Brief:
Determine how many lines in the data below contain "structured" and write only that number.

Raw records:
# # # # #

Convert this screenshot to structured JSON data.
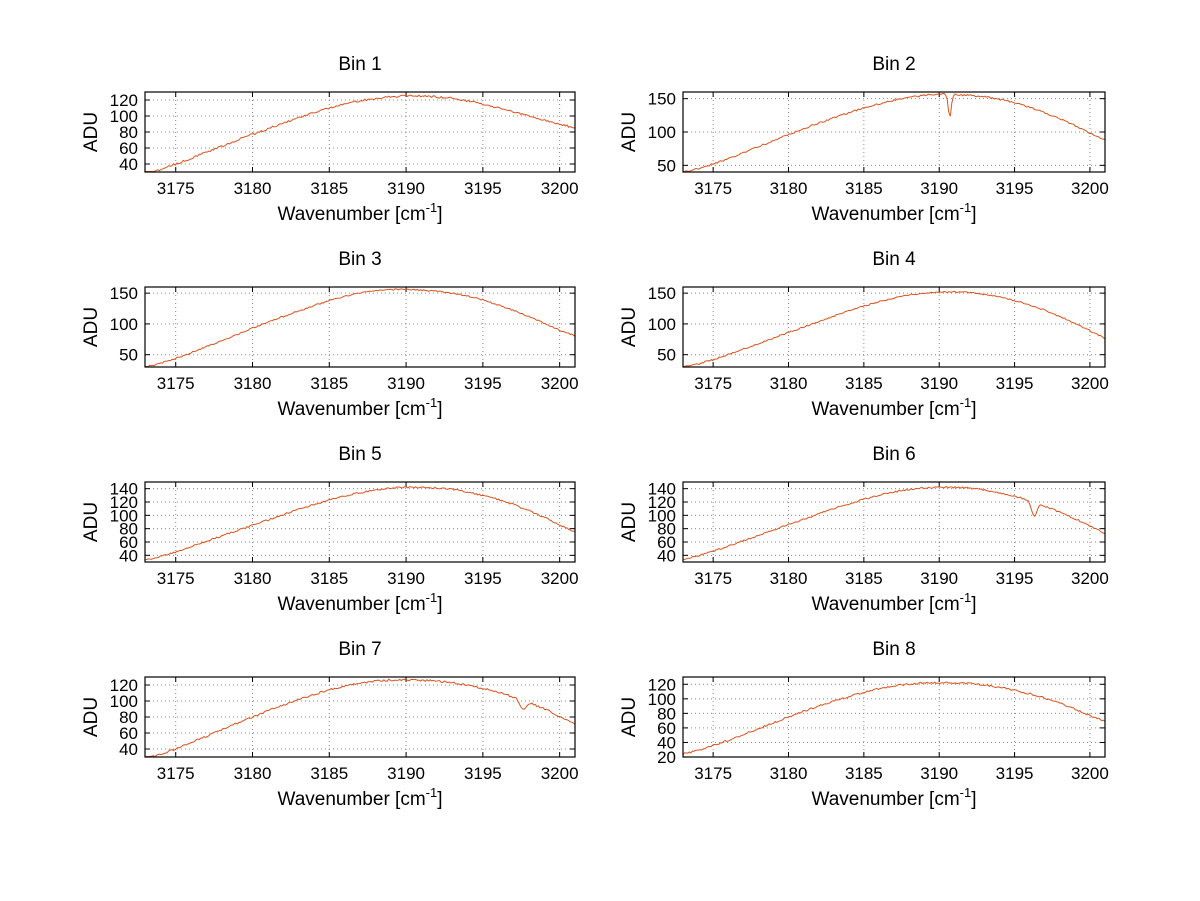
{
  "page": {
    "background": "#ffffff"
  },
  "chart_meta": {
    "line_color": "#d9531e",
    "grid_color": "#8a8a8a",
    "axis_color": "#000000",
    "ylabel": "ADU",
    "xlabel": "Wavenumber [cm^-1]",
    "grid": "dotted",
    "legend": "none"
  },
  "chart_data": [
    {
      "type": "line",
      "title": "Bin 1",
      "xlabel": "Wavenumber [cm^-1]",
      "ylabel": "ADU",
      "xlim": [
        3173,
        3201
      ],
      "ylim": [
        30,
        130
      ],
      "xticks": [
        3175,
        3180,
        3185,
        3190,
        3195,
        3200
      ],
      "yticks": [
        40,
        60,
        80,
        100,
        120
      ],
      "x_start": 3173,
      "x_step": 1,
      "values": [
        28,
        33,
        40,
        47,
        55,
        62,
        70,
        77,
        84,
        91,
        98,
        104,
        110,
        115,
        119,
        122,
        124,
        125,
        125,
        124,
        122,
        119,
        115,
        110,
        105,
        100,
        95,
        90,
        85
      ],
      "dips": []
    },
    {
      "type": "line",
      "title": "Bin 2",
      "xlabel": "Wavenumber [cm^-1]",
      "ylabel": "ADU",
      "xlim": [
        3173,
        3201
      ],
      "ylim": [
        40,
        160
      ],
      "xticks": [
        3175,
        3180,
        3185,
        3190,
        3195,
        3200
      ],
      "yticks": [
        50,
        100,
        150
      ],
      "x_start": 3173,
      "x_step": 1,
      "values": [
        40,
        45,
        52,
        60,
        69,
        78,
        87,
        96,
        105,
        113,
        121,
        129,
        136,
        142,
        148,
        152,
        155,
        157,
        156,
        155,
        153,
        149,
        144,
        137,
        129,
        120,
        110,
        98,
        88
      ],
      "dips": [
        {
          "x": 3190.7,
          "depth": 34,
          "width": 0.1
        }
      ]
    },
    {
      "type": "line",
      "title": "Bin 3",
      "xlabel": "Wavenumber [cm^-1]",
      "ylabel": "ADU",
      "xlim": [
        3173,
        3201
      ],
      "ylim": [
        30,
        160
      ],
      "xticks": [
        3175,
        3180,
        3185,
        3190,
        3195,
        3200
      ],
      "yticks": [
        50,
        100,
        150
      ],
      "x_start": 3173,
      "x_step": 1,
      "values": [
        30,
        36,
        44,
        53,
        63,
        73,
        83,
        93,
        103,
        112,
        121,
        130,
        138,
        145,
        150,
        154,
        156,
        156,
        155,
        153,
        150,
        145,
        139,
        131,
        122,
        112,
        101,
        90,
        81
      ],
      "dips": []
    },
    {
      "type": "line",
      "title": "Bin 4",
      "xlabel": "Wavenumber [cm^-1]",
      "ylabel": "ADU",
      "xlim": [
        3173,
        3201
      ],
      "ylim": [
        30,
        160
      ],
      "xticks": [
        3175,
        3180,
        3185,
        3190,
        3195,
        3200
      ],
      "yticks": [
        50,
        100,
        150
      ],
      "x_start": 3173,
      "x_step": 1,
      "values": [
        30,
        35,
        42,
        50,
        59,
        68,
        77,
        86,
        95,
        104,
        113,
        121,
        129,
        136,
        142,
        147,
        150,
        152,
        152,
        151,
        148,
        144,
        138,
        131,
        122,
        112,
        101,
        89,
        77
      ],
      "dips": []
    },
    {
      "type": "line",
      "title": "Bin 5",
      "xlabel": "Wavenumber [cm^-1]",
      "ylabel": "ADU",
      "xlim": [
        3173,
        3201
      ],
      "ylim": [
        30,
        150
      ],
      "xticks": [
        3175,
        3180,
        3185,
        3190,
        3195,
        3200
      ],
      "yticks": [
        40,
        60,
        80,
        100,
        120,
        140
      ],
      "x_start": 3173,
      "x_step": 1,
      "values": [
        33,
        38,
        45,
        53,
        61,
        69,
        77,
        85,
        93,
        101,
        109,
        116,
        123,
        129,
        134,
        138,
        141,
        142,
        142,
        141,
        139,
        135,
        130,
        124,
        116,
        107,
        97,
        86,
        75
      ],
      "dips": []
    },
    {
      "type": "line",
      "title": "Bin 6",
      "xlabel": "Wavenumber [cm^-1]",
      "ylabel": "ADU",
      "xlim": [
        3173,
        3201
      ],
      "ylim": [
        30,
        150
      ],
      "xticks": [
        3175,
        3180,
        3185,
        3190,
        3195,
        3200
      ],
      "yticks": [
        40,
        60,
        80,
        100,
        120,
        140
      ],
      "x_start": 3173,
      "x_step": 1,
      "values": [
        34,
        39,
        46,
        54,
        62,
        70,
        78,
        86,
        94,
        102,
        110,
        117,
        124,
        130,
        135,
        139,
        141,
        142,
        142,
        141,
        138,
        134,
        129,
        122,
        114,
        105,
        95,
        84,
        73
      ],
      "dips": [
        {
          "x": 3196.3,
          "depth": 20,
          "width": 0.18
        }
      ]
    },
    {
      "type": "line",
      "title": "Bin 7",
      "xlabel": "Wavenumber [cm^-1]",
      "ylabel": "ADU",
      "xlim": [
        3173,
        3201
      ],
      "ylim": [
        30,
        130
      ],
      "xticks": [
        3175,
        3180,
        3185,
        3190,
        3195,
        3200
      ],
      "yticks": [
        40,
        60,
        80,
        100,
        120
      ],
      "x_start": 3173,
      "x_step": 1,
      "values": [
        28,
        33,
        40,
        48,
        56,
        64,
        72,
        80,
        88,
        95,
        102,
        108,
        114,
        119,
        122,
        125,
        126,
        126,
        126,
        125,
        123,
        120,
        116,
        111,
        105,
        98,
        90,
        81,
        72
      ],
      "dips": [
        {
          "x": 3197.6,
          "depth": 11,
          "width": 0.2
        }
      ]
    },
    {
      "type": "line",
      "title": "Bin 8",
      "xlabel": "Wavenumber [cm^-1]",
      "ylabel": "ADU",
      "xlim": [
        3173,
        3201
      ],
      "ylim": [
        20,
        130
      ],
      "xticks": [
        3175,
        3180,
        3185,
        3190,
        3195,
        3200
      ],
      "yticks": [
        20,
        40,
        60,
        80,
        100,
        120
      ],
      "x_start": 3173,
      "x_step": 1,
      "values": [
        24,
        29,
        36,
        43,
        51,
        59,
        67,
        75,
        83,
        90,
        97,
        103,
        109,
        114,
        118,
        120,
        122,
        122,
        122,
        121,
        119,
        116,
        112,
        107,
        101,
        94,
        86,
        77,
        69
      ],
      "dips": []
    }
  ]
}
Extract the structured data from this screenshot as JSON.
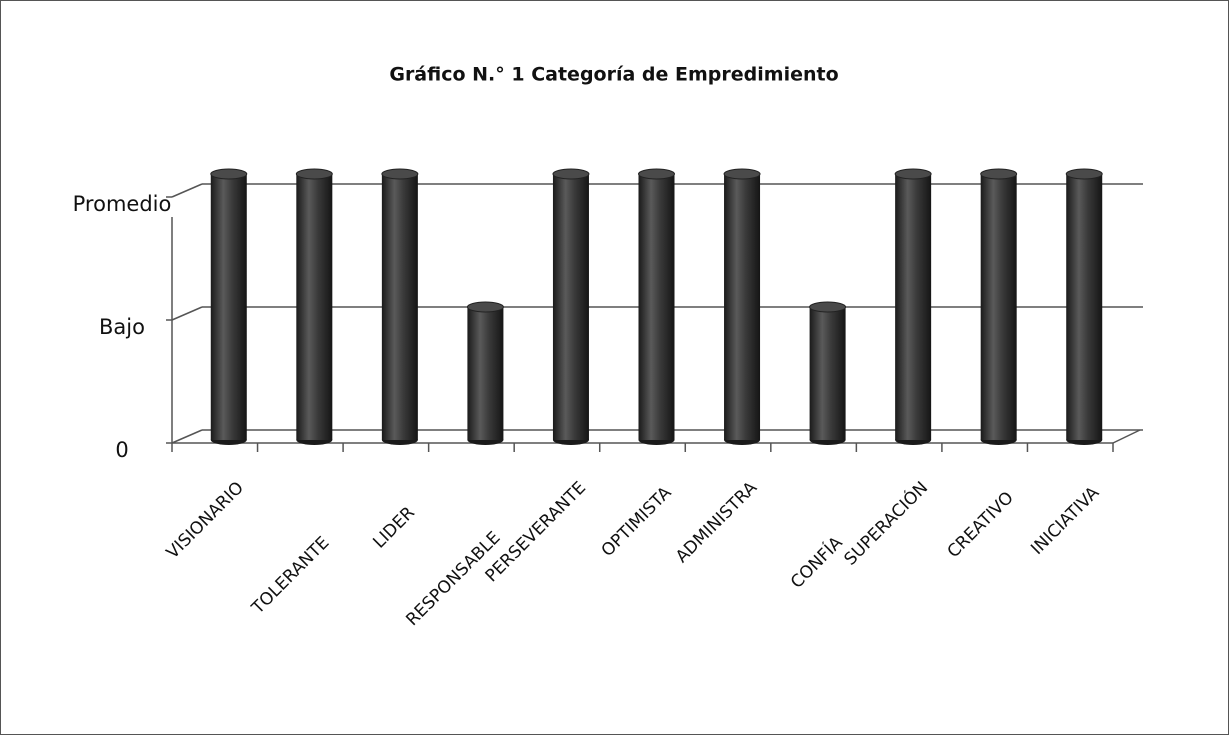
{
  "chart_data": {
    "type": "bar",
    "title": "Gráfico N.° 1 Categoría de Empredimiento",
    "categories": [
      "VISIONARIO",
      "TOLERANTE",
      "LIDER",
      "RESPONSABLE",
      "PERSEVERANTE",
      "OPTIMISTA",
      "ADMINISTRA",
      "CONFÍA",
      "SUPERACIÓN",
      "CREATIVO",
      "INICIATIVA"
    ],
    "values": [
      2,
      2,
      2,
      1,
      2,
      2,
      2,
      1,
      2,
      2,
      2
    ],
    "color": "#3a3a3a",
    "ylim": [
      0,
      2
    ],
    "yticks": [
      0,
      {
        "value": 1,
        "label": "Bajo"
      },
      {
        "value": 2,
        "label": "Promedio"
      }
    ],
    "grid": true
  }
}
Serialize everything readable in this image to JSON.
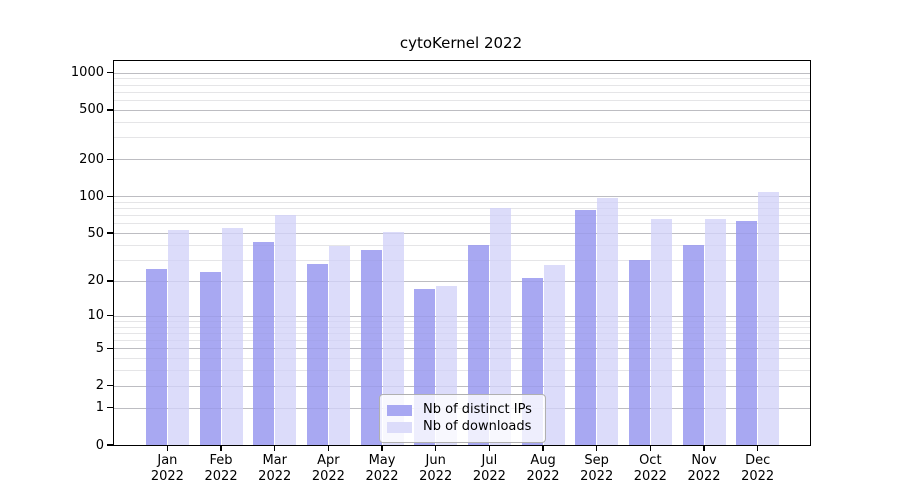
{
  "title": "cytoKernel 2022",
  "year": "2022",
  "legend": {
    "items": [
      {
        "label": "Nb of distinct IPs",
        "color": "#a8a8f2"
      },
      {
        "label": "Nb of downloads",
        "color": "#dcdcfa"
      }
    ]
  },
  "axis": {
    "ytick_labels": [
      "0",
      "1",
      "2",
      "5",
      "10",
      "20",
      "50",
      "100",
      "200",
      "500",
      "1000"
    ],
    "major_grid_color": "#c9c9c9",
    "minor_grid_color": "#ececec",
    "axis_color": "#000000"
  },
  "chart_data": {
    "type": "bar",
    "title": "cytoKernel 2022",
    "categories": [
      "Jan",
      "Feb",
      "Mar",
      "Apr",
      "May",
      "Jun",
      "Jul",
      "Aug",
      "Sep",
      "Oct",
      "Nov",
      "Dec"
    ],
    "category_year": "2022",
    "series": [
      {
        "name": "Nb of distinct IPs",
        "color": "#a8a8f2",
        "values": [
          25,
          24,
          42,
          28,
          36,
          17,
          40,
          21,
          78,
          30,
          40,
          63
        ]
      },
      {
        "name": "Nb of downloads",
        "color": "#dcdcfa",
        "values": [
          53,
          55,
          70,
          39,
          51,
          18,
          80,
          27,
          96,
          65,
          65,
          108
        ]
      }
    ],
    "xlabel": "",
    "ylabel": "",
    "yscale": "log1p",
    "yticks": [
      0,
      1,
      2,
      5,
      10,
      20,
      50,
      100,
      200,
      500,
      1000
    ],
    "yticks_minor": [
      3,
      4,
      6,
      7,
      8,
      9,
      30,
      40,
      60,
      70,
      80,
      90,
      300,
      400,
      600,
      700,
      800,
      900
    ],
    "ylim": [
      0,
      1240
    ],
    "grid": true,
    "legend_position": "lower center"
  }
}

# # # # #

Solution to the problem:
2